Collected data

☆ ☆ ☆

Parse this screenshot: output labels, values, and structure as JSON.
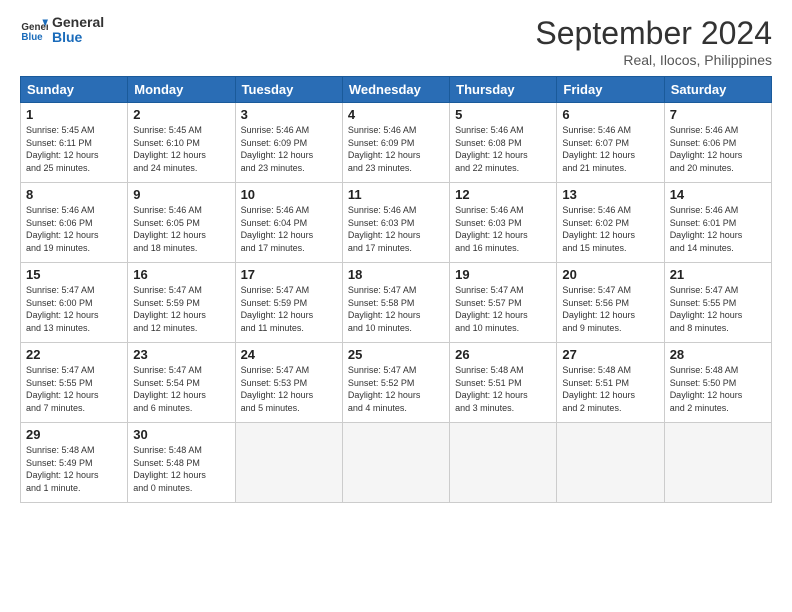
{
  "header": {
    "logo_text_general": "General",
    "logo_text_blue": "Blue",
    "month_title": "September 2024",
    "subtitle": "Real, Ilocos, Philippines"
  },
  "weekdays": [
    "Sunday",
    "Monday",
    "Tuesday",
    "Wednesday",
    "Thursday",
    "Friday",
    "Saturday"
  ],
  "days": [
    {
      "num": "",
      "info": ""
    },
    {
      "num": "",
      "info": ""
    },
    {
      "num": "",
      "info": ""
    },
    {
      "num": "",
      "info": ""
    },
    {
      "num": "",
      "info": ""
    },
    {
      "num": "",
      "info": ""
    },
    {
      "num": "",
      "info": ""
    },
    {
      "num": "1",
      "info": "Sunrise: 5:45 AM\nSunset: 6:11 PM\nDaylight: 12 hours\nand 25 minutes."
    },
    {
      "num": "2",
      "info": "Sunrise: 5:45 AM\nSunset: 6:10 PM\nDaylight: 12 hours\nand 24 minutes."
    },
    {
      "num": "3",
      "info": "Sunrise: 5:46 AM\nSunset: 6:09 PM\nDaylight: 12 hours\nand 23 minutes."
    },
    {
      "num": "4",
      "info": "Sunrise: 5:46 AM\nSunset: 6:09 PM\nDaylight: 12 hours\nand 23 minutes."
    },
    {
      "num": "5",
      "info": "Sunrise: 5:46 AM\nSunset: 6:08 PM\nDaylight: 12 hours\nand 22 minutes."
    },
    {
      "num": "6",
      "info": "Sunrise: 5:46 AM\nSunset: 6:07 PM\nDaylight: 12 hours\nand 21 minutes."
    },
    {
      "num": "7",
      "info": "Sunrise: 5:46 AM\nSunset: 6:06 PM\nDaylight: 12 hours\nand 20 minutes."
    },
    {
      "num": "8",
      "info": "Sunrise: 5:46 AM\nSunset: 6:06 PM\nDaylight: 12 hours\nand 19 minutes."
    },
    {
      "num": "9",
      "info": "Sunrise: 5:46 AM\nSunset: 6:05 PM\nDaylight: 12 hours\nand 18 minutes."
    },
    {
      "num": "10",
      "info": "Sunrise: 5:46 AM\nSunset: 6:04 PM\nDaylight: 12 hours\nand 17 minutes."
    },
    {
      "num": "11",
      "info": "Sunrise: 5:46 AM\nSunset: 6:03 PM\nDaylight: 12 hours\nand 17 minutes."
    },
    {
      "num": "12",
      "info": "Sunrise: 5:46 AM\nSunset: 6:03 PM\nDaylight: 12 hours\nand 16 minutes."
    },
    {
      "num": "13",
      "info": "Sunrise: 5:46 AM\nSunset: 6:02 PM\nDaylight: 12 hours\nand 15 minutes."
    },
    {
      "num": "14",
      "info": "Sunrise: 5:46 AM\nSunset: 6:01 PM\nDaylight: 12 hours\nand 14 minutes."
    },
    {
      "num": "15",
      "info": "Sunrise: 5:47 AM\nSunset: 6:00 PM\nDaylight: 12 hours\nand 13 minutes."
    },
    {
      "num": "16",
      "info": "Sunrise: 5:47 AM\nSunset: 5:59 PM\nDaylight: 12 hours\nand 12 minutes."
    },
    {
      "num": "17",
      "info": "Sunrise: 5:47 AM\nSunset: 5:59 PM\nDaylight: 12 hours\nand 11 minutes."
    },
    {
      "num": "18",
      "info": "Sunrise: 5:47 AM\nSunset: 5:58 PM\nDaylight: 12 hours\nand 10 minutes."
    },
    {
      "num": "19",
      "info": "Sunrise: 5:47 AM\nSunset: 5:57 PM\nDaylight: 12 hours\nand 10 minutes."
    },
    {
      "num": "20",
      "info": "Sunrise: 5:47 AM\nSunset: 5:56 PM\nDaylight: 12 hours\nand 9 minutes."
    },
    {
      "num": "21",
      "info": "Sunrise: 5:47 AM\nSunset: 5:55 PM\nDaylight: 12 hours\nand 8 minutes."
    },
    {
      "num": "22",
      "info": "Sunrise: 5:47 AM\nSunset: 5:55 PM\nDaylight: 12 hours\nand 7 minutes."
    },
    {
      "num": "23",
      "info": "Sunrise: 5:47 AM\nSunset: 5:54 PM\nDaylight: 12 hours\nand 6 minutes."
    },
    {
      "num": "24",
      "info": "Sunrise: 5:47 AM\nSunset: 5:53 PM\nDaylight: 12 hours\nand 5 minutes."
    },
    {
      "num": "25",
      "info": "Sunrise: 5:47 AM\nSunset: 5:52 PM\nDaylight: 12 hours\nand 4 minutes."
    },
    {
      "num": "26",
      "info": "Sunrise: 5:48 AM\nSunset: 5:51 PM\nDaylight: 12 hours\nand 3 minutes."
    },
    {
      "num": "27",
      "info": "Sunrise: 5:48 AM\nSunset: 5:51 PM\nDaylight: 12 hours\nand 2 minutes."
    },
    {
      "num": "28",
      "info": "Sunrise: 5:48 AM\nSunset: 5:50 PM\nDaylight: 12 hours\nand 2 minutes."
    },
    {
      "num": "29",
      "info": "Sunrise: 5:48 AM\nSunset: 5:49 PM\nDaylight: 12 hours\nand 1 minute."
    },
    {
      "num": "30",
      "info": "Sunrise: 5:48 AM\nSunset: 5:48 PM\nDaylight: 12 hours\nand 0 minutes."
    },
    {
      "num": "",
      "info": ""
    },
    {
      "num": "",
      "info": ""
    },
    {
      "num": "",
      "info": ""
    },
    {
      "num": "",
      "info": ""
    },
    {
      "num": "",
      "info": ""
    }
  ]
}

☆ ☆ ☆

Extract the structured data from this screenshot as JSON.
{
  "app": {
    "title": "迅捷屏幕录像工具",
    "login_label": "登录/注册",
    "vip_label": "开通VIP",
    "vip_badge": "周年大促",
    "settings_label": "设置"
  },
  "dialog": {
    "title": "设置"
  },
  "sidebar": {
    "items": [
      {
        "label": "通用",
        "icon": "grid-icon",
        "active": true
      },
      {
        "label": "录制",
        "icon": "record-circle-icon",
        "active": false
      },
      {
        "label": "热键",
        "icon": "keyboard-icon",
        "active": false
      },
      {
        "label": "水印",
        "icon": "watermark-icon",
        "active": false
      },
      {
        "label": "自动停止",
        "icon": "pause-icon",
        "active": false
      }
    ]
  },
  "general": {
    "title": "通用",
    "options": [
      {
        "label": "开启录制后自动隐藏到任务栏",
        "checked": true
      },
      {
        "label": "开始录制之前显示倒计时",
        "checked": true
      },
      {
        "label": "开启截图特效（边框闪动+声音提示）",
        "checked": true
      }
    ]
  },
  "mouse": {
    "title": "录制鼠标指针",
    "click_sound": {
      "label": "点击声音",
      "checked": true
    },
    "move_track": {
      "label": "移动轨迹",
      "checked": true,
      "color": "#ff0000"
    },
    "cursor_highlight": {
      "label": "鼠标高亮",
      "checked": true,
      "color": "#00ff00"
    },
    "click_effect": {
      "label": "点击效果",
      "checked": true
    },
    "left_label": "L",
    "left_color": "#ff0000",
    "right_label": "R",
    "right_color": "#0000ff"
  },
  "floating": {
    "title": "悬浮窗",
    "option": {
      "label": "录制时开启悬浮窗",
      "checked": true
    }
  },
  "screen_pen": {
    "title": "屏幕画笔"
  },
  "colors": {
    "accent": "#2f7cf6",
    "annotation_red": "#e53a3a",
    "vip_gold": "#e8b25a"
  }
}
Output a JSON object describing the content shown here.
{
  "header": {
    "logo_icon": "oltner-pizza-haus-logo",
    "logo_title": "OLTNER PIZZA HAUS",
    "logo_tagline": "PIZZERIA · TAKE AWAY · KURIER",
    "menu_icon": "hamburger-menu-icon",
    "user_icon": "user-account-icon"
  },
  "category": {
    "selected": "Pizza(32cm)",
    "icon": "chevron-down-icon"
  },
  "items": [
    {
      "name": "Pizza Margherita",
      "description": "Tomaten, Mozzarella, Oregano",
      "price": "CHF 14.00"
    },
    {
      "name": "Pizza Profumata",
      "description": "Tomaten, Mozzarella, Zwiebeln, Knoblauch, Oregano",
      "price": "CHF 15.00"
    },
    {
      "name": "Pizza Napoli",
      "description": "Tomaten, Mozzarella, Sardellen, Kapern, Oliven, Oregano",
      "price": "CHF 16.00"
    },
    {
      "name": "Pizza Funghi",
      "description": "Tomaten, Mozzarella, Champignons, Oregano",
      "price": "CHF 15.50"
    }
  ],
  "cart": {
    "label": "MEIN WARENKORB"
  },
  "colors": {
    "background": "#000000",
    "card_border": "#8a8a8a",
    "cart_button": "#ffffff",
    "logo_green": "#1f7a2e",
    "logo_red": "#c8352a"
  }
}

☆ ☆ ☆

• Short problem:
Copy out each line of the records where the string "screenshot" appears.

• Written answer:
Parse this screenshot: output labels, values, and structure as JSON.
Extract the structured data from this screenshot as JSON.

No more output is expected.